» **Supplied text**
BEGIN
Ukraine Deserves A Break

The Twisted History of The Eastern Front

I wouldn’t dare try to explain what is going on in modern-day Ukraine when the guys (and gal) over at Zero Blog Thirty have a skill set and bandwidth that nobody else in this company has when it comes to talking about war. 

But I know a little bit about history, and words like “Kiev” (before "Kyiv" was used) and “Dnieper River” ring a loud bell with history guys.  So as we wait to see what is going to transpire in this region over the next couple of days maybe we can pass the time by remembering what happened in that part of Europe 80 years ago.

And for the sake of this blog, I hope someone just read "Europe 80 years ago", but still had no fucking clue what I could be referring to... Because that historically ignorant reader (and I am not throwing stones) is about to learn about Ukraine's involvement in a little thing called World War II when they were in the middle of a tug-of-war between two madmen.

I am going to move quickly, and I am going to oversimplify, and I am going to only talk about what was called the Eastern Front because if I move slow, don't simplify, and try to cover all fronts of WWII, I will never get through this fucking blog.

You are seeing enough maps of Europe this week, but I want you to envision one more... The map of where exactly Germany was in relation to the rest of the world before they started World War II with their invasion of Poland on September 1, 1939.

Bettmann. Getty Images.

I know it looks like I drew this on the back of a napkin, but it's the best map I could find.  And once you locate Germany, I think it gives a proper perspective of just how much the Germans had to potentially conquer after Hitler essentially challenged the rest of the globe to a fistfight.
END
» **Collected data**
BEGIN
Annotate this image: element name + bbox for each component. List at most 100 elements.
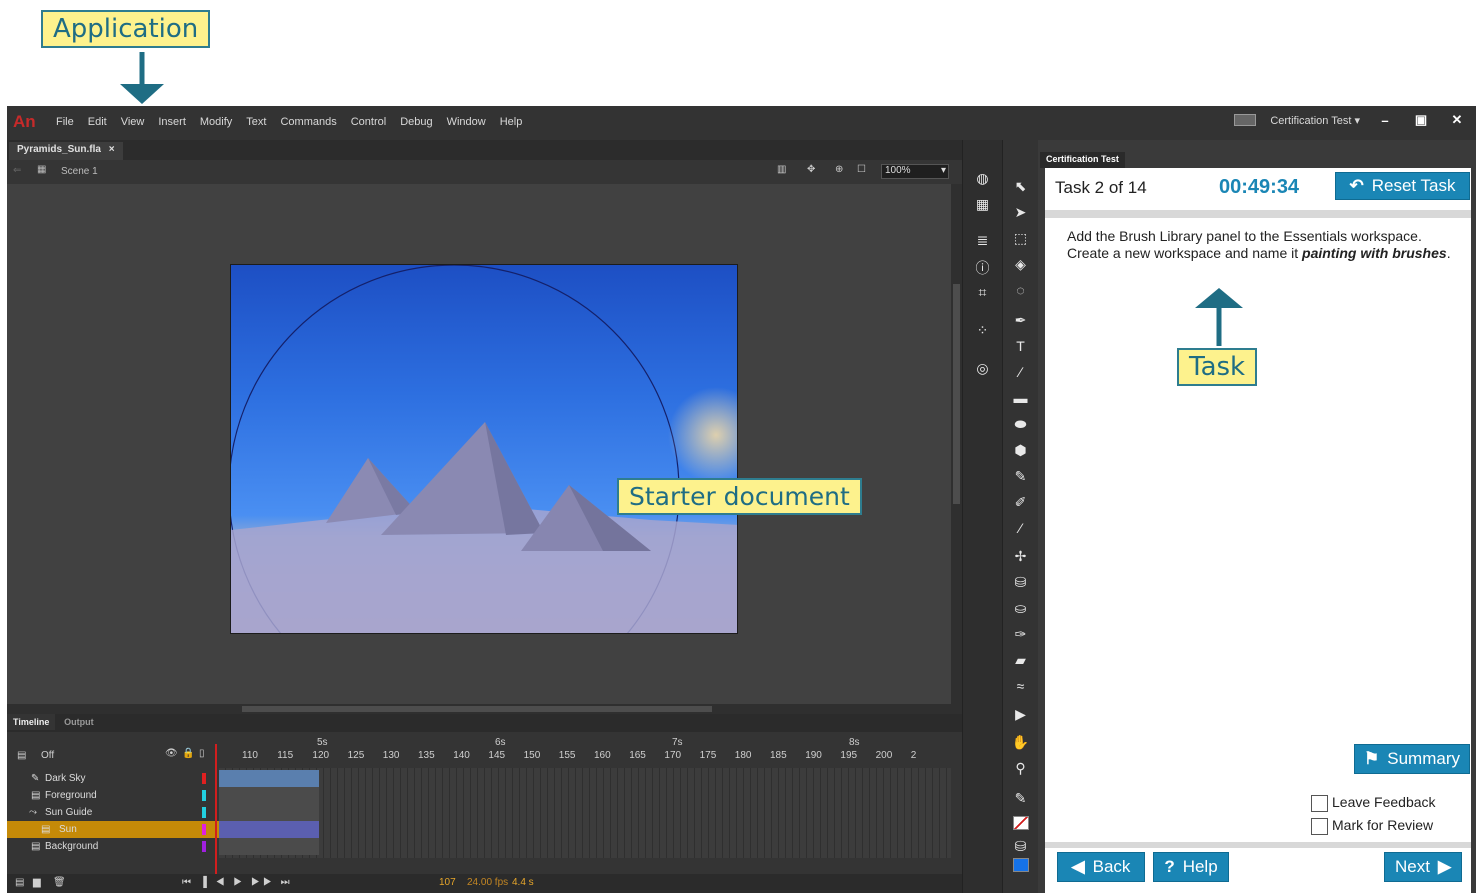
END
» **Stated exercise**
Copy the Eastern Front post from "You are seeing" to "to a fistfight.", but swap "napkin" for "envelope".

» **Task result**
You are seeing enough maps of Europe this week, but I want you to envision one more... The map of where exactly Germany was in relation to the rest of the world before they started World War II with their invasion of Poland on September 1, 1939.

Bettmann. Getty Images.

I know it looks like I drew this on the back of a envelope, but it's the best map I could find.  And once you locate Germany, I think it gives a proper perspective of just how much the Germans had to potentially conquer after Hitler essentially challenged the rest of the globe to a fistfight.